Records
# # # # # # #

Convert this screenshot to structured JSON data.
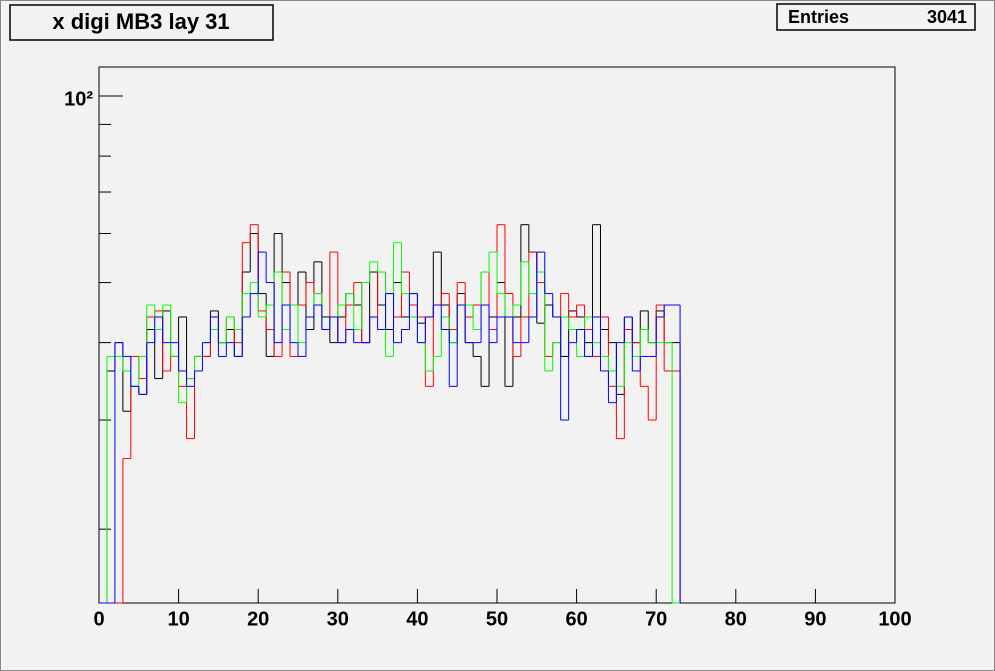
{
  "chart_data": {
    "type": "histogram",
    "title": "x digi MB3 lay 31",
    "stats": {
      "label": "Entries",
      "value": "3041"
    },
    "log_y": true,
    "xlim": [
      0,
      100
    ],
    "xticks": [
      0,
      10,
      20,
      30,
      40,
      50,
      60,
      70,
      80,
      90,
      100
    ],
    "ylim": [
      15.2,
      111.4
    ],
    "yticks": [
      {
        "value": 100,
        "label": "10²"
      }
    ],
    "yminor": [
      20,
      30,
      40,
      50,
      60,
      70,
      80,
      90
    ],
    "bins": [
      0,
      1,
      2,
      3,
      4,
      5,
      6,
      7,
      8,
      9,
      10,
      11,
      12,
      13,
      14,
      15,
      16,
      17,
      18,
      19,
      20,
      21,
      22,
      23,
      24,
      25,
      26,
      27,
      28,
      29,
      30,
      31,
      32,
      33,
      34,
      35,
      36,
      37,
      38,
      39,
      40,
      41,
      42,
      43,
      44,
      45,
      46,
      47,
      48,
      49,
      50,
      51,
      52,
      53,
      54,
      55,
      56,
      57,
      58,
      59,
      60,
      61,
      62,
      63,
      64,
      65,
      66,
      67,
      68,
      69,
      70,
      71,
      72,
      73
    ],
    "series": [
      {
        "color": "#000000",
        "values": [
          0,
          36,
          40,
          31,
          34,
          33,
          42,
          35,
          45,
          38,
          44,
          35,
          38,
          38,
          45,
          40,
          42,
          38,
          52,
          60,
          48,
          38,
          60,
          50,
          46,
          52,
          42,
          54,
          44,
          40,
          44,
          48,
          46,
          40,
          52,
          46,
          42,
          50,
          44,
          48,
          43,
          44,
          56,
          46,
          40,
          48,
          40,
          38,
          34,
          44,
          50,
          34,
          44,
          62,
          56,
          43,
          46,
          44,
          38,
          45,
          44,
          40,
          62,
          42,
          40,
          33,
          44,
          40,
          45,
          40,
          45,
          40,
          40
        ]
      },
      {
        "color": "#ff0000",
        "values": [
          0,
          0,
          0,
          26,
          38,
          35,
          44,
          45,
          36,
          38,
          34,
          28,
          38,
          38,
          44,
          40,
          44,
          40,
          58,
          62,
          45,
          42,
          38,
          52,
          38,
          46,
          50,
          48,
          42,
          56,
          40,
          46,
          50,
          40,
          44,
          52,
          48,
          44,
          52,
          46,
          44,
          34,
          46,
          48,
          42,
          50,
          44,
          46,
          52,
          42,
          62,
          48,
          38,
          44,
          56,
          50,
          38,
          40,
          48,
          44,
          46,
          42,
          38,
          44,
          34,
          28,
          42,
          40,
          34,
          30,
          46,
          36,
          36
        ]
      },
      {
        "color": "#00ff00",
        "values": [
          0,
          38,
          38,
          36,
          34,
          38,
          46,
          42,
          46,
          38,
          32,
          35,
          38,
          40,
          42,
          40,
          44,
          42,
          48,
          50,
          44,
          46,
          52,
          42,
          46,
          40,
          44,
          48,
          42,
          44,
          46,
          48,
          42,
          50,
          54,
          52,
          38,
          58,
          48,
          44,
          40,
          36,
          38,
          44,
          40,
          46,
          46,
          42,
          52,
          56,
          48,
          44,
          46,
          54,
          48,
          52,
          36,
          40,
          44,
          42,
          38,
          44,
          40,
          38,
          36,
          34,
          40,
          38,
          42,
          40,
          40,
          40,
          0
        ]
      },
      {
        "color": "#0000ff",
        "values": [
          0,
          0,
          40,
          38,
          34,
          33,
          40,
          44,
          40,
          40,
          36,
          34,
          36,
          40,
          44,
          38,
          40,
          38,
          44,
          48,
          56,
          50,
          40,
          46,
          40,
          38,
          44,
          46,
          42,
          44,
          40,
          42,
          40,
          40,
          44,
          42,
          48,
          40,
          42,
          48,
          40,
          44,
          46,
          42,
          34,
          46,
          40,
          40,
          46,
          40,
          44,
          44,
          40,
          40,
          44,
          56,
          48,
          44,
          30,
          40,
          42,
          38,
          44,
          36,
          32,
          40,
          44,
          36,
          38,
          38,
          44,
          46,
          46
        ]
      }
    ]
  }
}
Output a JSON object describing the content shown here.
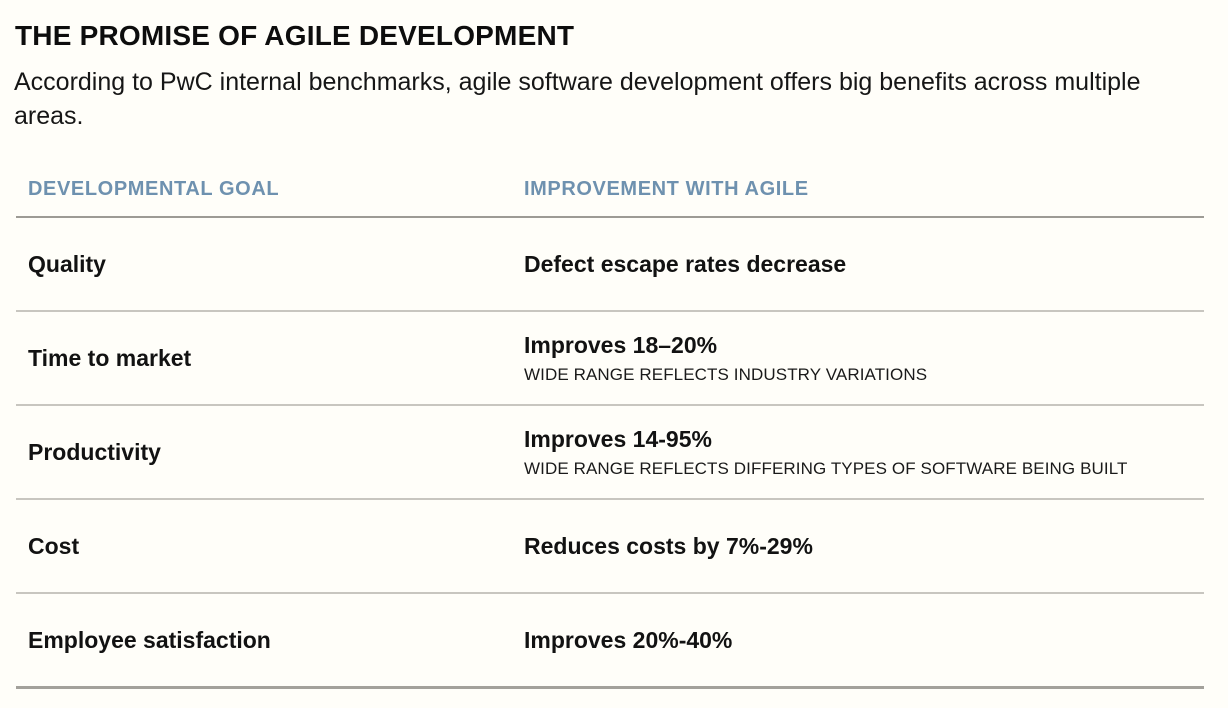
{
  "colors": {
    "background": "#fffef9",
    "header_blue": "#6e91af",
    "divider_dark": "#9d9b95",
    "divider_light": "#c8c6c0",
    "text": "#121212"
  },
  "chart_data": {
    "type": "table",
    "title": "THE PROMISE OF AGILE DEVELOPMENT",
    "subtitle": "According to PwC internal benchmarks, agile software development offers big benefits across multiple areas.",
    "columns": [
      "DEVELOPMENTAL GOAL",
      "IMPROVEMENT WITH AGILE"
    ],
    "rows": [
      {
        "goal": "Quality",
        "improvement": "Defect escape rates decrease",
        "note": ""
      },
      {
        "goal": "Time to market",
        "improvement": "Improves 18–20%",
        "note": "WIDE RANGE REFLECTS INDUSTRY VARIATIONS"
      },
      {
        "goal": "Productivity",
        "improvement": "Improves 14-95%",
        "note": "WIDE RANGE REFLECTS DIFFERING TYPES OF SOFTWARE BEING BUILT"
      },
      {
        "goal": "Cost",
        "improvement": "Reduces costs by 7%-29%",
        "note": ""
      },
      {
        "goal": "Employee satisfaction",
        "improvement": "Improves 20%-40%",
        "note": ""
      }
    ]
  }
}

# # # # # # #

*TASK TO CARRY OUT*
Repeat every record precisely. Any picture among them stays out of the copy.

*WORKED SOLUTION*
Convert this screenshot to structured JSON data.
{
  "chart_data": {
    "type": "histogram",
    "title": "x digi MB3 lay 31",
    "stats": {
      "label": "Entries",
      "value": "3041"
    },
    "log_y": true,
    "xlim": [
      0,
      100
    ],
    "xticks": [
      0,
      10,
      20,
      30,
      40,
      50,
      60,
      70,
      80,
      90,
      100
    ],
    "ylim": [
      15.2,
      111.4
    ],
    "yticks": [
      {
        "value": 100,
        "label": "10²"
      }
    ],
    "yminor": [
      20,
      30,
      40,
      50,
      60,
      70,
      80,
      90
    ],
    "bins": [
      0,
      1,
      2,
      3,
      4,
      5,
      6,
      7,
      8,
      9,
      10,
      11,
      12,
      13,
      14,
      15,
      16,
      17,
      18,
      19,
      20,
      21,
      22,
      23,
      24,
      25,
      26,
      27,
      28,
      29,
      30,
      31,
      32,
      33,
      34,
      35,
      36,
      37,
      38,
      39,
      40,
      41,
      42,
      43,
      44,
      45,
      46,
      47,
      48,
      49,
      50,
      51,
      52,
      53,
      54,
      55,
      56,
      57,
      58,
      59,
      60,
      61,
      62,
      63,
      64,
      65,
      66,
      67,
      68,
      69,
      70,
      71,
      72,
      73
    ],
    "series": [
      {
        "color": "#000000",
        "values": [
          0,
          36,
          40,
          31,
          34,
          33,
          42,
          35,
          45,
          38,
          44,
          35,
          38,
          38,
          45,
          40,
          42,
          38,
          52,
          60,
          48,
          38,
          60,
          50,
          46,
          52,
          42,
          54,
          44,
          40,
          44,
          48,
          46,
          40,
          52,
          46,
          42,
          50,
          44,
          48,
          43,
          44,
          56,
          46,
          40,
          48,
          40,
          38,
          34,
          44,
          50,
          34,
          44,
          62,
          56,
          43,
          46,
          44,
          38,
          45,
          44,
          40,
          62,
          42,
          40,
          33,
          44,
          40,
          45,
          40,
          45,
          40,
          40
        ]
      },
      {
        "color": "#ff0000",
        "values": [
          0,
          0,
          0,
          26,
          38,
          35,
          44,
          45,
          36,
          38,
          34,
          28,
          38,
          38,
          44,
          40,
          44,
          40,
          58,
          62,
          45,
          42,
          38,
          52,
          38,
          46,
          50,
          48,
          42,
          56,
          40,
          46,
          50,
          40,
          44,
          52,
          48,
          44,
          52,
          46,
          44,
          34,
          46,
          48,
          42,
          50,
          44,
          46,
          52,
          42,
          62,
          48,
          38,
          44,
          56,
          50,
          38,
          40,
          48,
          44,
          46,
          42,
          38,
          44,
          34,
          28,
          42,
          40,
          34,
          30,
          46,
          36,
          36
        ]
      },
      {
        "color": "#00ff00",
        "values": [
          0,
          38,
          38,
          36,
          34,
          38,
          46,
          42,
          46,
          38,
          32,
          35,
          38,
          40,
          42,
          40,
          44,
          42,
          48,
          50,
          44,
          46,
          52,
          42,
          46,
          40,
          44,
          48,
          42,
          44,
          46,
          48,
          42,
          50,
          54,
          52,
          38,
          58,
          48,
          44,
          40,
          36,
          38,
          44,
          40,
          46,
          46,
          42,
          52,
          56,
          48,
          44,
          46,
          54,
          48,
          52,
          36,
          40,
          44,
          42,
          38,
          44,
          40,
          38,
          36,
          34,
          40,
          38,
          42,
          40,
          40,
          40,
          0
        ]
      },
      {
        "color": "#0000ff",
        "values": [
          0,
          0,
          40,
          38,
          34,
          33,
          40,
          44,
          40,
          40,
          36,
          34,
          36,
          40,
          44,
          38,
          40,
          38,
          44,
          48,
          56,
          50,
          40,
          46,
          40,
          38,
          44,
          46,
          42,
          44,
          40,
          42,
          40,
          40,
          44,
          42,
          48,
          40,
          42,
          48,
          40,
          44,
          46,
          42,
          34,
          46,
          40,
          40,
          46,
          40,
          44,
          44,
          40,
          40,
          44,
          56,
          48,
          44,
          30,
          40,
          42,
          38,
          44,
          36,
          32,
          40,
          44,
          36,
          38,
          38,
          44,
          46,
          46
        ]
      }
    ]
  }
}
Output a JSON object describing the content shown here.
{
  "colors": {
    "background": "#fffef9",
    "header_blue": "#6e91af",
    "divider_dark": "#9d9b95",
    "divider_light": "#c8c6c0",
    "text": "#121212"
  },
  "chart_data": {
    "type": "table",
    "title": "THE PROMISE OF AGILE DEVELOPMENT",
    "subtitle": "According to PwC internal benchmarks, agile software development offers big benefits across multiple areas.",
    "columns": [
      "DEVELOPMENTAL GOAL",
      "IMPROVEMENT WITH AGILE"
    ],
    "rows": [
      {
        "goal": "Quality",
        "improvement": "Defect escape rates decrease",
        "note": ""
      },
      {
        "goal": "Time to market",
        "improvement": "Improves 18–20%",
        "note": "WIDE RANGE REFLECTS INDUSTRY VARIATIONS"
      },
      {
        "goal": "Productivity",
        "improvement": "Improves 14-95%",
        "note": "WIDE RANGE REFLECTS DIFFERING TYPES OF SOFTWARE BEING BUILT"
      },
      {
        "goal": "Cost",
        "improvement": "Reduces costs by 7%-29%",
        "note": ""
      },
      {
        "goal": "Employee satisfaction",
        "improvement": "Improves 20%-40%",
        "note": ""
      }
    ]
  }
}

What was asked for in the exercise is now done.